• PROVIDED RECORDS:
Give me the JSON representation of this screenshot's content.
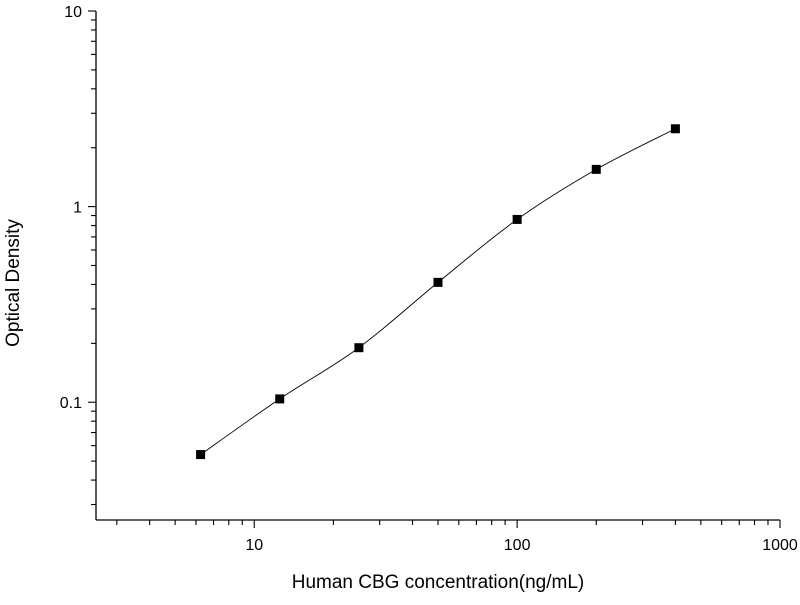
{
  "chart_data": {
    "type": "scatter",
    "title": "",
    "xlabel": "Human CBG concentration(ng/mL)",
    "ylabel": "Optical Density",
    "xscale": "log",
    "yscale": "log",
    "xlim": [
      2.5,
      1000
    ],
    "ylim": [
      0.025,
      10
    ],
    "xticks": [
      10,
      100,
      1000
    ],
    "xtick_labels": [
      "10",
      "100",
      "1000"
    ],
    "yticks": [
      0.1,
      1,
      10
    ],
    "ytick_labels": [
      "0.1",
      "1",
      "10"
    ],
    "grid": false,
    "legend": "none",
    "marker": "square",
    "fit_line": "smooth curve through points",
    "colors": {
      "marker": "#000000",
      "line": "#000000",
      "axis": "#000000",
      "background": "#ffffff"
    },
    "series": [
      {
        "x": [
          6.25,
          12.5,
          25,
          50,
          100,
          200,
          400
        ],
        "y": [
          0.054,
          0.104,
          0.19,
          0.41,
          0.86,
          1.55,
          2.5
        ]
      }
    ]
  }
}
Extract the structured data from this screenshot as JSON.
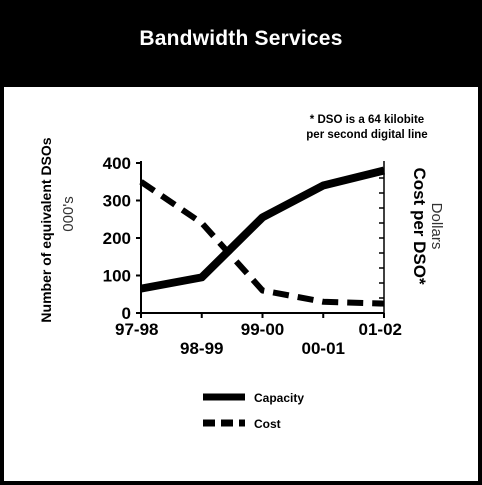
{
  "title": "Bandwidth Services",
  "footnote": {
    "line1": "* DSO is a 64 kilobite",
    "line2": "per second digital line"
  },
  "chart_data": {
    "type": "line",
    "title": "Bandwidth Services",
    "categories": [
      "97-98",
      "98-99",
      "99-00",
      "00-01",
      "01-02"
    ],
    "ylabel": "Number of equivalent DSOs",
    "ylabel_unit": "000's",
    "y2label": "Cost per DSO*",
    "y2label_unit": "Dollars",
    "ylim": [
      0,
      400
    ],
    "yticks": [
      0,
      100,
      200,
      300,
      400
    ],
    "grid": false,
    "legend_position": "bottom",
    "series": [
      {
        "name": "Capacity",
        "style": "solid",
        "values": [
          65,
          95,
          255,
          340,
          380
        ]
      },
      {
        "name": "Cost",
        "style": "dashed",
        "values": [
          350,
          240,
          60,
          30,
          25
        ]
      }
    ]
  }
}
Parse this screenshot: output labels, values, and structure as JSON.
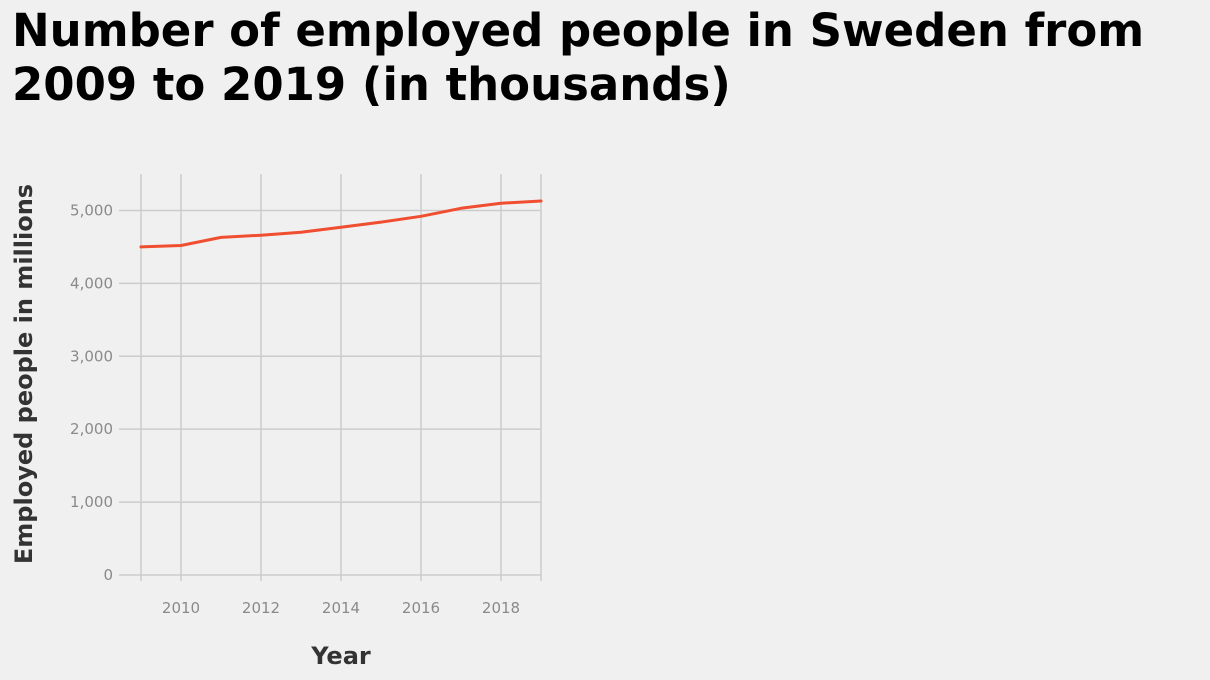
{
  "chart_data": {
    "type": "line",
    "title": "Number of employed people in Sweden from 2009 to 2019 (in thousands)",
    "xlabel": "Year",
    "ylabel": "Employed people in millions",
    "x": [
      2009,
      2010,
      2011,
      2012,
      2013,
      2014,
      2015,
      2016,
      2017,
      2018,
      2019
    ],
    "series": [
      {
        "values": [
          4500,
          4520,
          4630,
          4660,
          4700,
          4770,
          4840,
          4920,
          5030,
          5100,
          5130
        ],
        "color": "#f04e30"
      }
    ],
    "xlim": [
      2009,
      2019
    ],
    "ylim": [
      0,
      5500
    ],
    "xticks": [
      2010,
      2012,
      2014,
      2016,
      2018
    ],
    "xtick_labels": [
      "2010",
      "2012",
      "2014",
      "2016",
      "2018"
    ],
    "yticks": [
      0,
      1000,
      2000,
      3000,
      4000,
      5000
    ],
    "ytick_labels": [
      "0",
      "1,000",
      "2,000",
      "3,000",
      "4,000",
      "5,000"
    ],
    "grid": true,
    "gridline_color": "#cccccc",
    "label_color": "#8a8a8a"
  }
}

• SET TASK:
Copy the records above exactly, omitting every picture.

• RESULT FOR THIS TASK:
Give me the JSON representation of this screenshot's content.
{
  "chart_data": {
    "type": "scatter",
    "title": "",
    "xlabel": "Human CBG concentration(ng/mL)",
    "ylabel": "Optical Density",
    "xscale": "log",
    "yscale": "log",
    "xlim": [
      2.5,
      1000
    ],
    "ylim": [
      0.025,
      10
    ],
    "xticks": [
      10,
      100,
      1000
    ],
    "xtick_labels": [
      "10",
      "100",
      "1000"
    ],
    "yticks": [
      0.1,
      1,
      10
    ],
    "ytick_labels": [
      "0.1",
      "1",
      "10"
    ],
    "grid": false,
    "legend": "none",
    "marker": "square",
    "fit_line": "smooth curve through points",
    "colors": {
      "marker": "#000000",
      "line": "#000000",
      "axis": "#000000",
      "background": "#ffffff"
    },
    "series": [
      {
        "x": [
          6.25,
          12.5,
          25,
          50,
          100,
          200,
          400
        ],
        "y": [
          0.054,
          0.104,
          0.19,
          0.41,
          0.86,
          1.55,
          2.5
        ]
      }
    ]
  }
}
Extract the structured data from this screenshot as JSON.
{
  "title": "Bandwidth Services",
  "footnote": {
    "line1": "* DSO is a 64 kilobite",
    "line2": "per second digital line"
  },
  "chart_data": {
    "type": "line",
    "title": "Bandwidth Services",
    "categories": [
      "97-98",
      "98-99",
      "99-00",
      "00-01",
      "01-02"
    ],
    "ylabel": "Number of equivalent DSOs",
    "ylabel_unit": "000's",
    "y2label": "Cost per DSO*",
    "y2label_unit": "Dollars",
    "ylim": [
      0,
      400
    ],
    "yticks": [
      0,
      100,
      200,
      300,
      400
    ],
    "grid": false,
    "legend_position": "bottom",
    "series": [
      {
        "name": "Capacity",
        "style": "solid",
        "values": [
          65,
          95,
          255,
          340,
          380
        ]
      },
      {
        "name": "Cost",
        "style": "dashed",
        "values": [
          350,
          240,
          60,
          30,
          25
        ]
      }
    ]
  }
}
Parse this screenshot: output labels, values, and structure as JSON.
{
  "chart_data": {
    "type": "line",
    "title": "Number of employed people in Sweden from 2009 to 2019 (in thousands)",
    "xlabel": "Year",
    "ylabel": "Employed people in millions",
    "x": [
      2009,
      2010,
      2011,
      2012,
      2013,
      2014,
      2015,
      2016,
      2017,
      2018,
      2019
    ],
    "series": [
      {
        "values": [
          4500,
          4520,
          4630,
          4660,
          4700,
          4770,
          4840,
          4920,
          5030,
          5100,
          5130
        ],
        "color": "#f04e30"
      }
    ],
    "xlim": [
      2009,
      2019
    ],
    "ylim": [
      0,
      5500
    ],
    "xticks": [
      2010,
      2012,
      2014,
      2016,
      2018
    ],
    "xtick_labels": [
      "2010",
      "2012",
      "2014",
      "2016",
      "2018"
    ],
    "yticks": [
      0,
      1000,
      2000,
      3000,
      4000,
      5000
    ],
    "ytick_labels": [
      "0",
      "1,000",
      "2,000",
      "3,000",
      "4,000",
      "5,000"
    ],
    "grid": true,
    "gridline_color": "#cccccc",
    "label_color": "#8a8a8a"
  }
}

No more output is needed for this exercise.